TASK TO CARRY OUT — Select and copy out every line in the records containing "ستقام".

# start of RECORDS SUPPLIED

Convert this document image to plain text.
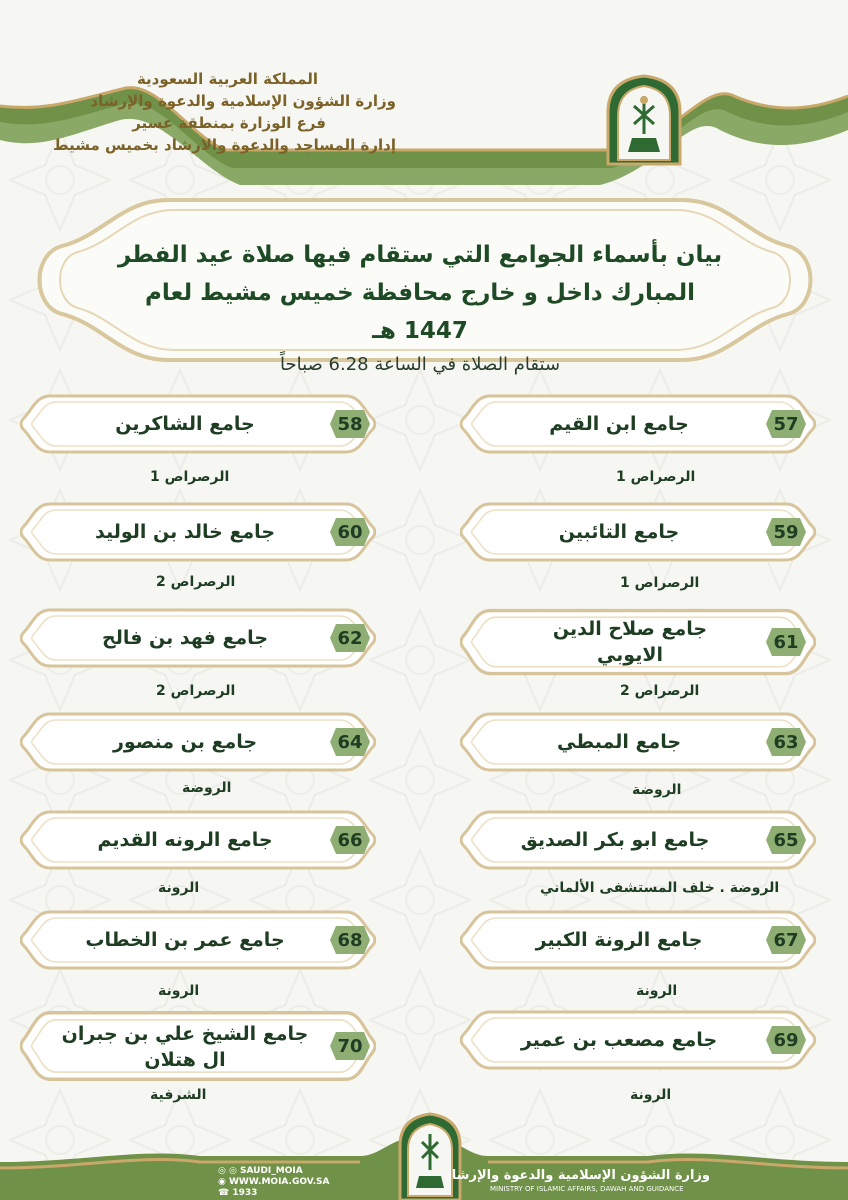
المملكة العربية السعودية
وزارة الشؤون الإسلامية والدعوة والإرشاد
فرع الوزارة بمنطقة عسير
إدارة المساجد والدعوة والارشاد بخميس مشيط
بيان بأسماء الجوامع التي ستقام فيها صلاة عيد الفطر
المبارك داخل و خارج محافظة خميس مشيط لعام 1447 هـ
ستقام الصلاة في الساعة 6.28 صباحاً
57
جامع ابن القيم
الرصراص 1
58
جامع الشاكرين
الرصراص 1
59
جامع التائبين
الرصراص 1
60
جامع خالد بن الوليد
الرصراص 2
61
جامع صلاح الدين الايوبي
الرصراص 2
62
جامع فهد بن فالح
الرصراص 2
63
جامع المبطي
الروضة
64
جامع بن منصور
الروضة
65
جامع ابو بكر الصديق
الروضة . خلف المستشفى الألماني
66
جامع الرونه القديم
الرونة
67
جامع الرونة الكبير
الرونة
68
جامع عمر بن الخطاب
الرونة
69
جامع مصعب بن عمير
الرونة
70
جامع الشيخ علي بن جبران ال هتلان
الشرفية
◎ ◎ SAUDI_MOIA
◉ WWW.MOIA.GOV.SA
☎ 1933
وزارة الشؤون الإسلامية والدعوة والإرشاد
MINISTRY OF ISLAMIC AFFAIRS, DAWAH AND GUIDANCE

# end of RECORDS SUPPLIED

SOLVED PROBLEM —
بيان بأسماء الجوامع التي ستقام فيها صلاة عيد الفطر
ستقام الصلاة في الساعة 6.28 صباحاً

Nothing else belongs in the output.